Aim of the exercise: Among the lines below, count those with "heading". Give only the number.

Material for the task:
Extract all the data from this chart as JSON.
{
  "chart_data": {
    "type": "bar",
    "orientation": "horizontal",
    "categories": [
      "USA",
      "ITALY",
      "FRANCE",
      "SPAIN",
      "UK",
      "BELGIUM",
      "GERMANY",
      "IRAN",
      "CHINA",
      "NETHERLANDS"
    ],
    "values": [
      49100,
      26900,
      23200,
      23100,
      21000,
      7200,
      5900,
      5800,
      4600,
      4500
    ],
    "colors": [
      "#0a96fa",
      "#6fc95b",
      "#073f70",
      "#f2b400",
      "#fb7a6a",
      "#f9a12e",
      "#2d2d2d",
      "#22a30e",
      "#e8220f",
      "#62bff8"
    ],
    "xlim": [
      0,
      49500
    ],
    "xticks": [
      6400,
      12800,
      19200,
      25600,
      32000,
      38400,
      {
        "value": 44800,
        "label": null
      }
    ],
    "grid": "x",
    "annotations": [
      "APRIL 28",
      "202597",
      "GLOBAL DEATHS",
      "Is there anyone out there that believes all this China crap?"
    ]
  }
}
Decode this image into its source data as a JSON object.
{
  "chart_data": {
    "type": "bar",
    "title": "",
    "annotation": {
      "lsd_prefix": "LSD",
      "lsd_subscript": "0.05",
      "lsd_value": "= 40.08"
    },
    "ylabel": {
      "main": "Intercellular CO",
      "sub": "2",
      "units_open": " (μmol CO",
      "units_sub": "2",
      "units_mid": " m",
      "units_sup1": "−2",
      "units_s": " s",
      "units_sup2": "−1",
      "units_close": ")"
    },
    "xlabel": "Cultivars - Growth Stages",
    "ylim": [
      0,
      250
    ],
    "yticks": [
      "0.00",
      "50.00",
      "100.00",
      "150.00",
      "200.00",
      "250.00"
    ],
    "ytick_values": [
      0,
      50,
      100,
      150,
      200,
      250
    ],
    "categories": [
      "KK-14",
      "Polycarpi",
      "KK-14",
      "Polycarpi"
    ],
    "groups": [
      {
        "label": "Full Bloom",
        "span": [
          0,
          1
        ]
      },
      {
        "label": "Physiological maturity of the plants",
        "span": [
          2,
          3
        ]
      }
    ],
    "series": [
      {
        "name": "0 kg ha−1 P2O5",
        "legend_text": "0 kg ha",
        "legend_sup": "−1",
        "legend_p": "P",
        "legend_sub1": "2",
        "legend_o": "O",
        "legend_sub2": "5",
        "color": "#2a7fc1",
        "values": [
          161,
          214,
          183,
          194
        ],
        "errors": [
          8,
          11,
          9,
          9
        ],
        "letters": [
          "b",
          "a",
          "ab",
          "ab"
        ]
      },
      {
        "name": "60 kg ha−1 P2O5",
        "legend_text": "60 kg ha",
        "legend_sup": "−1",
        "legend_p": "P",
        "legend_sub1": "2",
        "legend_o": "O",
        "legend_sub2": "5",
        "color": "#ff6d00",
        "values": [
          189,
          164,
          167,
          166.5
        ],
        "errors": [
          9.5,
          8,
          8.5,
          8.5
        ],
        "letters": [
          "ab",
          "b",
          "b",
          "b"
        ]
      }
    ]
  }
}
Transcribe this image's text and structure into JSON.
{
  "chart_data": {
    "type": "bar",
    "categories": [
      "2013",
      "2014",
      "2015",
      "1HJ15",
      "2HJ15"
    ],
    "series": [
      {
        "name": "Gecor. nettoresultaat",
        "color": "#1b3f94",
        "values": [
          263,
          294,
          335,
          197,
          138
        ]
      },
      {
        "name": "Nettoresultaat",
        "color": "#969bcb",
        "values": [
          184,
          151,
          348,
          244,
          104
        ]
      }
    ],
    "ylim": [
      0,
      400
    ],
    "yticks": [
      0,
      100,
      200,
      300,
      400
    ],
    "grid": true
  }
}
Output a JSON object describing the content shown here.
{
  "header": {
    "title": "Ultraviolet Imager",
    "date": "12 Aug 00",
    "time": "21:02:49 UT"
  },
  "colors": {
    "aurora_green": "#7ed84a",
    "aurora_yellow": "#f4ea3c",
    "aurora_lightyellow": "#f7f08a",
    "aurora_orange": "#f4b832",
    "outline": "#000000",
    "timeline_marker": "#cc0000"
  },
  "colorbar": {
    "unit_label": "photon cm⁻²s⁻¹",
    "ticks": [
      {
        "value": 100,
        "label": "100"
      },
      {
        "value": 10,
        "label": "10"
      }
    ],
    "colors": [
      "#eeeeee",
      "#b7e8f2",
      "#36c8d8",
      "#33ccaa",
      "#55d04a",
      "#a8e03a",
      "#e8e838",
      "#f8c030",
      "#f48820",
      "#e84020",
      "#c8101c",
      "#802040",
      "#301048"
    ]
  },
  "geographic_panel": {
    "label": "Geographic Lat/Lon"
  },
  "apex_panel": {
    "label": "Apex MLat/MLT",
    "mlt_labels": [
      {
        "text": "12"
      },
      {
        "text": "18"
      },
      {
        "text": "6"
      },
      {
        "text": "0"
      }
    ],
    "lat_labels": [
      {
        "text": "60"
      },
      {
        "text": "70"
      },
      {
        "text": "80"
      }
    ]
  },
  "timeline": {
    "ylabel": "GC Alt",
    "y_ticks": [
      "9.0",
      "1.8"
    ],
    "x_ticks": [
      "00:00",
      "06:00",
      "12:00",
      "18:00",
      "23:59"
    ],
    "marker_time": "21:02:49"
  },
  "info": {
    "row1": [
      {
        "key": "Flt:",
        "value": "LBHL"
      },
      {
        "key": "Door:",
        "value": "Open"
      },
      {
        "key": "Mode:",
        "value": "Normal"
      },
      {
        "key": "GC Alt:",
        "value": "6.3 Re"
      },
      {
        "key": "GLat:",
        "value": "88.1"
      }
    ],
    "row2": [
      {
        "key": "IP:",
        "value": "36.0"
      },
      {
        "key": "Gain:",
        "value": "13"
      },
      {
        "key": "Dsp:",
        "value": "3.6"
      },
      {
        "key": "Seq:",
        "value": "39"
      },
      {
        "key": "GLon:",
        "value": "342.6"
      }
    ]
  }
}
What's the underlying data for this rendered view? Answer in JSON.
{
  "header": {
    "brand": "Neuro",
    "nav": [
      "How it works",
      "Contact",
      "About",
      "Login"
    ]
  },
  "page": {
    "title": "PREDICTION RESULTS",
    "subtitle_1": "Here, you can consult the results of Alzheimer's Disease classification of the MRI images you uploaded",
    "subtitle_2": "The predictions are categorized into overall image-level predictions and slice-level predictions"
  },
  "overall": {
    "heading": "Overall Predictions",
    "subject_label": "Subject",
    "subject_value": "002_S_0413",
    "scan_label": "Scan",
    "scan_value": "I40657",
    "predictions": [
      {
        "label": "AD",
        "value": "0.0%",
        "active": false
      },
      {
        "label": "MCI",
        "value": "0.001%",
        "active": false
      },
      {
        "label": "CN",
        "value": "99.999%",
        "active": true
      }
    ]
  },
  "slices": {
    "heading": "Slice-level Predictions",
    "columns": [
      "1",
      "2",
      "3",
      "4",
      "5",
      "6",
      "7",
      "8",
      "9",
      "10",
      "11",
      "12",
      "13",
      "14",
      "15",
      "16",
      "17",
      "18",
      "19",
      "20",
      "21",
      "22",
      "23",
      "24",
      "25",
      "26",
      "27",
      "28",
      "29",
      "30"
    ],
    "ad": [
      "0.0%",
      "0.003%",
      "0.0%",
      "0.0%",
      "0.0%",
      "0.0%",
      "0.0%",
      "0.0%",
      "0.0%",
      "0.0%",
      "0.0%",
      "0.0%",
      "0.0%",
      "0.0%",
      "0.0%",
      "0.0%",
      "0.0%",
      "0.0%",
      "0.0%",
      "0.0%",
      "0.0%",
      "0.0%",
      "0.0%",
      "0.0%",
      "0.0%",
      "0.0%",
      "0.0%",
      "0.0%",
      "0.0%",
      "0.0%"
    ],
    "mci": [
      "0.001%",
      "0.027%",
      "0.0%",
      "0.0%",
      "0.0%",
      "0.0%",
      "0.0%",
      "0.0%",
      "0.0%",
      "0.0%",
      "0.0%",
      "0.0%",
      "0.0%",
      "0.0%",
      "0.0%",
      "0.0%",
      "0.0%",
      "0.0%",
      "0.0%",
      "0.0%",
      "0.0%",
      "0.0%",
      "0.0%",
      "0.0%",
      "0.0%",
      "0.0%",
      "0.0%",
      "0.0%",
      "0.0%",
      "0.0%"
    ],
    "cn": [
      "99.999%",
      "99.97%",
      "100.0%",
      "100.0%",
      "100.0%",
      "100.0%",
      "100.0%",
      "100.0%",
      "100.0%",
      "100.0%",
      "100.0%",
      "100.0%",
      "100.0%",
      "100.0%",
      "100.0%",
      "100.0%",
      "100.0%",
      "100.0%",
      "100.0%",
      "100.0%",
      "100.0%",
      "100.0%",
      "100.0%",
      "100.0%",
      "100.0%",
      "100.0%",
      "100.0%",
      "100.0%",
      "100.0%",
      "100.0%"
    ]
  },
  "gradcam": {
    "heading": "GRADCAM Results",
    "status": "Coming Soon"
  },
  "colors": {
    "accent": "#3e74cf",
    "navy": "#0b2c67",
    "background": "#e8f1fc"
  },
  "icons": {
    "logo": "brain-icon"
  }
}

Expected answer: 3